▶ Consigne A: D'après l'extrait sur la citoyenneté, combien compte chaque jour de résidence au Canada passé avant l'admission comme résident permanent ?
▶ Consigne B: Traduisez en anglais cette phrase de l'extrait sur la citoyenneté : « Cette personne n'est pas «de nature scrupuleuse ou tatillonne», c'est plutôt une personne sensée qui connaît les circonstances de la cause. »
▶ Consigne C: Reprenez l'extrait de décision sur la citoyenneté et la crainte de partialité là où il s'arrête, et écrivez la suite.

▶ Extrait:
__________

5. (1) Le ministre attribue la citoyenneté à toute personne qui, à la fois :

 

[…]

 

c) est un résident permanent au sens du paragraphe 2(1) de la Loi sur l’immigration et la protection des réfugiés et a, dans les quatre ans qui ont précédé la date de sa demande, résidé au Canada pendant au moins trois ans en tout, la durée de sa résidence étant calculée de la manière suivante :

 

(i) un demi-jour pour chaque jour de résidence au Canada avant son admission à titre de résident permanent,

 

 

 

 

 

(ii) un jour pour chaque jour de résidence au Canada après son admission à titre de résident permanent;

 

[…]

5. (1) The Minister shall grant citizenship to any person who

 

 

 

(c) is a permanent resident  within the meaning of subsection 2(1) of the Immigration and Refugee Protection Act, and has, within

the four years immediately preceding the date of his or her application, accumulated at least three years of residence in Canada calculated in the following manner:

 

(i) for every day during which the person was resident in Canada before his lawful

admission to Canada for permanent residence the person shall be deemed to have

accumulated one-half of a day of residence, and

 

(ii) for every day during which the person was resident in Canada after his lawful admission to Canada for permanent residence the person shall be deemed to have accumulated one day of residence;

 

 

                        [Non souligné dans l’original.]

 

B. La conduite de la juge de la citoyenneté a-t-elle suscité une crainte raisonnable de partialité?

[15]           La demanderesse a prétendu que la juge de la citoyenneté a été méprisante et agressive à son endroit au cours de l’audience, et qu’en ne tenant pas compte de sa situation personnelle, en décidant d’appliquer le critère de la présence physique, elle a fait preuve de partialité contre elle.

 

[16]            Le critère de la crainte raisonnable de partialité a été énoncé dans l’arrêt Committee for Justice and Liberty c Canada (Office national de l’énergie), [1978] 1 RCS 369, à la page 394 (disponible sur CanLII) :

[...] la crainte de partialité doit être raisonnable et le fait d’une personne sensée et raisonnable qui se poserait elle-même la question et prendrait les renseignements nécessaires à ce sujet [...] [Le] critère consiste à se demander «à quelle conclusion en arriverait une personne bien renseignée qui étudierait la question en profondeur, de façon réaliste et pratique. Croirait-elle que, selon toute vraisemblance, [le décideur], consciemment ou non, ne rendra pas une décision juste?

 

 

[17] Dans l’affaire R c S (RD), [1997] 3 RCS 484, 151 DLR (4th) 193, la Cour a réitéré le critère et a déclaré ce qui suit, au paragraphe 36, en ce qui concerne l’aspect objectif du critère :

[36]      L'existence d'une crainte raisonnable de partialité ou son absence est déterminée par référence à une personne raisonnable, bien renseignée, qui étudierait la question en profondeur, de façon réaliste et pratique (Committee for Justice and Liberty, précité). Cette personne n'est pas «de nature scrupuleuse ou tatillonne», c'est plutôt une personne sensée qui connaît les circonstances de la cause.

__________

▶ Jeu de données:

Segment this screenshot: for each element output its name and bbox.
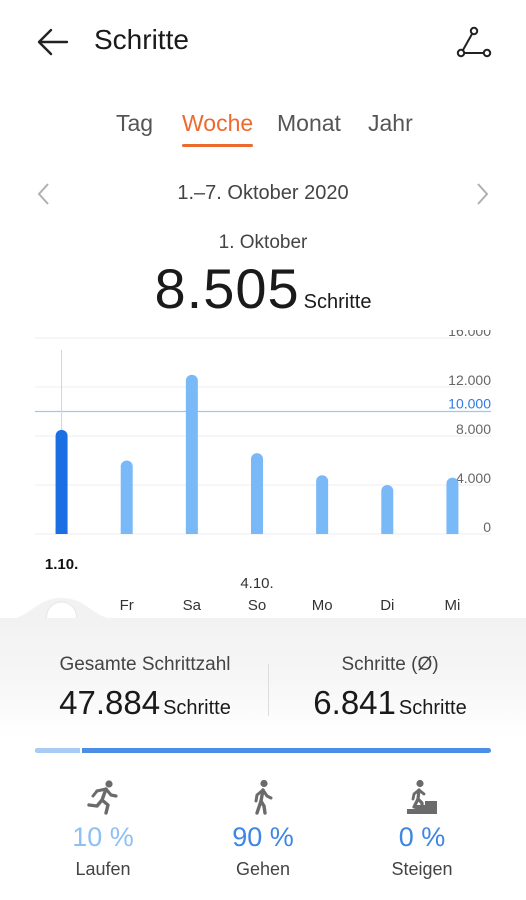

__________

▶ Réponse finale A: Un demi-jour.

▶ Réponse finale B: This person is not "scrupulous or fussy by nature"; rather, it is a sensible person who knows the circumstances of the case.

▶ Réponse finale C:
 

[18] La charge de démontrer l’existence d’une crainte raisonnable de partialité incombe à la personne qui soulève la question (Fletcher c Canada (Ministre de la Citoyenneté et de l'Immigration), 2008 CF 909, au paragraphe 8, 74 Imm LR (3d) 778). Bien qu’il ne soit pas nécessaire de prouver l’existence de partialité réelle, le critère est objectif, et, comme l’a mentionné la Cour dans l’affaire Armstrong c. Canada (Procureur général), 2006 CF 505, au paragraphe 74, 291 FTR 49, « [l]es exigences préliminaires lorsqu’il s’agit d’établir une allégation de crainte raisonnable de partialité sont rigoureuses et il faut des motifs sérieux à l’appui d’une telle allégation ».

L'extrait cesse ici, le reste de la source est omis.